··· Given information ···
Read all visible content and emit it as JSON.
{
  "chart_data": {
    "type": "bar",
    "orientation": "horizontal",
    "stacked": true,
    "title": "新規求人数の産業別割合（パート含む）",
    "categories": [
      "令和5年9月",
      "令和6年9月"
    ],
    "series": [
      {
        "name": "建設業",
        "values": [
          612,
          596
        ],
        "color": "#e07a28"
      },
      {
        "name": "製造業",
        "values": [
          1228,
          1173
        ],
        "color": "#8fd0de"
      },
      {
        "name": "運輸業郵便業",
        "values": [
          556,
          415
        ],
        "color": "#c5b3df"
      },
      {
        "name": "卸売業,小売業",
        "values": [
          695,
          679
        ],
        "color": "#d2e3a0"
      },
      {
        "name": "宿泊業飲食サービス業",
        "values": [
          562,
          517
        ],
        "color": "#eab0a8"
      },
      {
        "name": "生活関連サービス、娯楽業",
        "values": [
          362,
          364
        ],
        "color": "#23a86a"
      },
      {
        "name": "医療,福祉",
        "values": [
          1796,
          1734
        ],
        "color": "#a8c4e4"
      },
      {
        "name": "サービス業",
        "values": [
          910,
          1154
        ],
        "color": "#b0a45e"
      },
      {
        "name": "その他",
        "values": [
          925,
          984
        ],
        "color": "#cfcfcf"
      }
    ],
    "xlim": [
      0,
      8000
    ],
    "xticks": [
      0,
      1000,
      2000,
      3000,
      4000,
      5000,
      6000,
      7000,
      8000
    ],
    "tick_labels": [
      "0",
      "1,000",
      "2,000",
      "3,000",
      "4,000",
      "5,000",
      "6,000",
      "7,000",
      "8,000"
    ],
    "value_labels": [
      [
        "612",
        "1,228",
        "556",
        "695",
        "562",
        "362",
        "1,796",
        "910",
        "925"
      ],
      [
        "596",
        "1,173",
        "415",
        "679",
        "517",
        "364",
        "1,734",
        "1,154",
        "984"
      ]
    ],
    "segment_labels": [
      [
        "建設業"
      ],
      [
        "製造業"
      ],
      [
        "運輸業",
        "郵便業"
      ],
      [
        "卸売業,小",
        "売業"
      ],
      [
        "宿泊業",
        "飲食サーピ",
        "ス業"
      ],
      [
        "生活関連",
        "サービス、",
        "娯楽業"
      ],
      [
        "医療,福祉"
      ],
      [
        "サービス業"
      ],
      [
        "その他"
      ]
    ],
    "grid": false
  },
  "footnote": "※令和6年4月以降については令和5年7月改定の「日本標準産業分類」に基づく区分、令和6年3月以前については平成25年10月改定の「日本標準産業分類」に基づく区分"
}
···
Goal
Pull out every line holding "color" from the records above, and copy it.

The reply
        "color": "#e07a28"
        "color": "#8fd0de"
        "color": "#c5b3df"
        "color": "#d2e3a0"
        "color": "#eab0a8"
        "color": "#23a86a"
        "color": "#a8c4e4"
        "color": "#b0a45e"
        "color": "#cfcfcf"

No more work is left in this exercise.